**What is expected:**
Are you able to quote each entry exactly as written?

**Stored rows:**
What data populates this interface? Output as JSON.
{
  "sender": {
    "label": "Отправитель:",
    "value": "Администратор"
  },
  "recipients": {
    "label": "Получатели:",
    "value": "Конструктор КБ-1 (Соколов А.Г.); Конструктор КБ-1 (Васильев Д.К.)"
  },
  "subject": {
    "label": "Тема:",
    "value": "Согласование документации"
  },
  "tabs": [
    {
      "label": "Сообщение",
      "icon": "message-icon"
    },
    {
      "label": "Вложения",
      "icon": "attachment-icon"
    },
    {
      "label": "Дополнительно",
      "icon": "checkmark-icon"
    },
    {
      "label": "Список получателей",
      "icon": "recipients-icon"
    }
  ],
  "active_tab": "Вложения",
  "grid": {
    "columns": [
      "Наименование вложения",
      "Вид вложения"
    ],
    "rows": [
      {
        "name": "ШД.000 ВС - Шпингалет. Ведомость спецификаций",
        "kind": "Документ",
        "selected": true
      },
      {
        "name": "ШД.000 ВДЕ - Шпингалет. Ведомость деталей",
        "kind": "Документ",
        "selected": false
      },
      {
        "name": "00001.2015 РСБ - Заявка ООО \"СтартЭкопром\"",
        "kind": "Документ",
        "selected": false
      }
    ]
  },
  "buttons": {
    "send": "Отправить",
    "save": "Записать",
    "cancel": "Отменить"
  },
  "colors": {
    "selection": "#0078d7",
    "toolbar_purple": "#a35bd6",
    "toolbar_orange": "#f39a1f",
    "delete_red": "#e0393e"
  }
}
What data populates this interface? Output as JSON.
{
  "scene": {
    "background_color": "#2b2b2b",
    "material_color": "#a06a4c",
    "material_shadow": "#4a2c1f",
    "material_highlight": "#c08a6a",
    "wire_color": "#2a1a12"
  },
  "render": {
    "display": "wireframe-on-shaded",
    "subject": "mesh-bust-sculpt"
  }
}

**Output of the task:**
What data populates this interface? Output as JSON.
{
  "sender": {
    "label": "Отправитель:",
    "value": "Администратор"
  },
  "recipients": {
    "label": "Получатели:",
    "value": "Конструктор КБ-1 (Соколов А.Г.); Конструктор КБ-1 (Васильев Д.К.)"
  },
  "subject": {
    "label": "Тема:",
    "value": "Согласование документации"
  },
  "tabs": [
    {
      "label": "Сообщение",
      "icon": "message-icon"
    },
    {
      "label": "Вложения",
      "icon": "attachment-icon"
    },
    {
      "label": "Дополнительно",
      "icon": "checkmark-icon"
    },
    {
      "label": "Список получателей",
      "icon": "recipients-icon"
    }
  ],
  "active_tab": "Вложения",
  "grid": {
    "columns": [
      "Наименование вложения",
      "Вид вложения"
    ],
    "rows": [
      {
        "name": "ШД.000 ВС - Шпингалет. Ведомость спецификаций",
        "kind": "Документ",
        "selected": true
      },
      {
        "name": "ШД.000 ВДЕ - Шпингалет. Ведомость деталей",
        "kind": "Документ",
        "selected": false
      },
      {
        "name": "00001.2015 РСБ - Заявка ООО \"СтартЭкопром\"",
        "kind": "Документ",
        "selected": false
      }
    ]
  },
  "buttons": {
    "send": "Отправить",
    "save": "Записать",
    "cancel": "Отменить"
  },
  "colors": {
    "selection": "#0078d7",
    "toolbar_purple": "#a35bd6",
    "toolbar_orange": "#f39a1f",
    "delete_red": "#e0393e"
  }
}
What data populates this interface? Output as JSON.
{
  "scene": {
    "background_color": "#2b2b2b",
    "material_color": "#a06a4c",
    "material_shadow": "#4a2c1f",
    "material_highlight": "#c08a6a",
    "wire_color": "#2a1a12"
  },
  "render": {
    "display": "wireframe-on-shaded",
    "subject": "mesh-bust-sculpt"
  }
}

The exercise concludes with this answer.